| Work required |
Would you return the complete listing below word for word?

━━━━━ Records for this exercise

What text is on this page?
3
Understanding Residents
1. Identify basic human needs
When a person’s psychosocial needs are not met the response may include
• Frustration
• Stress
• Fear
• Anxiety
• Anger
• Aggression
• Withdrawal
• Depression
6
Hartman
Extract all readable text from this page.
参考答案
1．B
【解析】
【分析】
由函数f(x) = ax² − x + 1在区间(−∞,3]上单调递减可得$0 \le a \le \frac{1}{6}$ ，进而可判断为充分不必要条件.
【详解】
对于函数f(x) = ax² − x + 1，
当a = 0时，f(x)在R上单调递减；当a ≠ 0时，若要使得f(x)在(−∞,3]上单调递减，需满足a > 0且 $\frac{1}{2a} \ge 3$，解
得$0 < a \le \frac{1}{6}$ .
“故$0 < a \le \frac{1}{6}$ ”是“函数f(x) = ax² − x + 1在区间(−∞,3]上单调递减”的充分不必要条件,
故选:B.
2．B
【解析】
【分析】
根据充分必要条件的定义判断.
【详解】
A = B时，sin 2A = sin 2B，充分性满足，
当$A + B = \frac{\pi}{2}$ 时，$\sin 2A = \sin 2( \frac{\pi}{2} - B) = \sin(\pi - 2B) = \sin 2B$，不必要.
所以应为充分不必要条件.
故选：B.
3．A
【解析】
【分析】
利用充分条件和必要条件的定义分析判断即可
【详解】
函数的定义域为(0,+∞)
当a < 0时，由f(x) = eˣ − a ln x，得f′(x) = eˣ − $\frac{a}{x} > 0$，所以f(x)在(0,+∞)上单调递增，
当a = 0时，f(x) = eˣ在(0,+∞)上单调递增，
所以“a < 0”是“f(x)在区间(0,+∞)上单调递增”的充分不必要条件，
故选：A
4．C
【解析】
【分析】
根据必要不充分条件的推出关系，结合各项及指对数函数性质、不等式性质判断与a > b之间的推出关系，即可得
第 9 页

━━━━━━━━━━

| Task result |
What text is on this page?
3
Understanding Residents
1. Identify basic human needs
When a person’s psychosocial needs are not met the response may include
• Frustration
• Stress
• Fear
• Anxiety
• Anger
• Aggression
• Withdrawal
• Depression
6
Hartman
Extract all readable text from this page.
参考答案
1．B
【解析】
【分析】
由函数f(x) = ax² − x + 1在区间(−∞,3]上单调递减可得$0 \le a \le \frac{1}{6}$ ，进而可判断为充分不必要条件.
【详解】
对于函数f(x) = ax² − x + 1，
当a = 0时，f(x)在R上单调递减；当a ≠ 0时，若要使得f(x)在(−∞,3]上单调递减，需满足a > 0且 $\frac{1}{2a} \ge 3$，解
得$0 < a \le \frac{1}{6}$ .
“故$0 < a \le \frac{1}{6}$ ”是“函数f(x) = ax² − x + 1在区间(−∞,3]上单调递减”的充分不必要条件,
故选:B.
2．B
【解析】
【分析】
根据充分必要条件的定义判断.
【详解】
A = B时，sin 2A = sin 2B，充分性满足，
当$A + B = \frac{\pi}{2}$ 时，$\sin 2A = \sin 2( \frac{\pi}{2} - B) = \sin(\pi - 2B) = \sin 2B$，不必要.
所以应为充分不必要条件.
故选：B.
3．A
【解析】
【分析】
利用充分条件和必要条件的定义分析判断即可
【详解】
函数的定义域为(0,+∞)
当a < 0时，由f(x) = eˣ − a ln x，得f′(x) = eˣ − $\frac{a}{x} > 0$，所以f(x)在(0,+∞)上单调递增，
当a = 0时，f(x) = eˣ在(0,+∞)上单调递增，
所以“a < 0”是“f(x)在区间(0,+∞)上单调递增”的充分不必要条件，
故选：A
4．C
【解析】
【分析】
根据必要不充分条件的推出关系，结合各项及指对数函数性质、不等式性质判断与a > b之间的推出关系，即可得
第 9 页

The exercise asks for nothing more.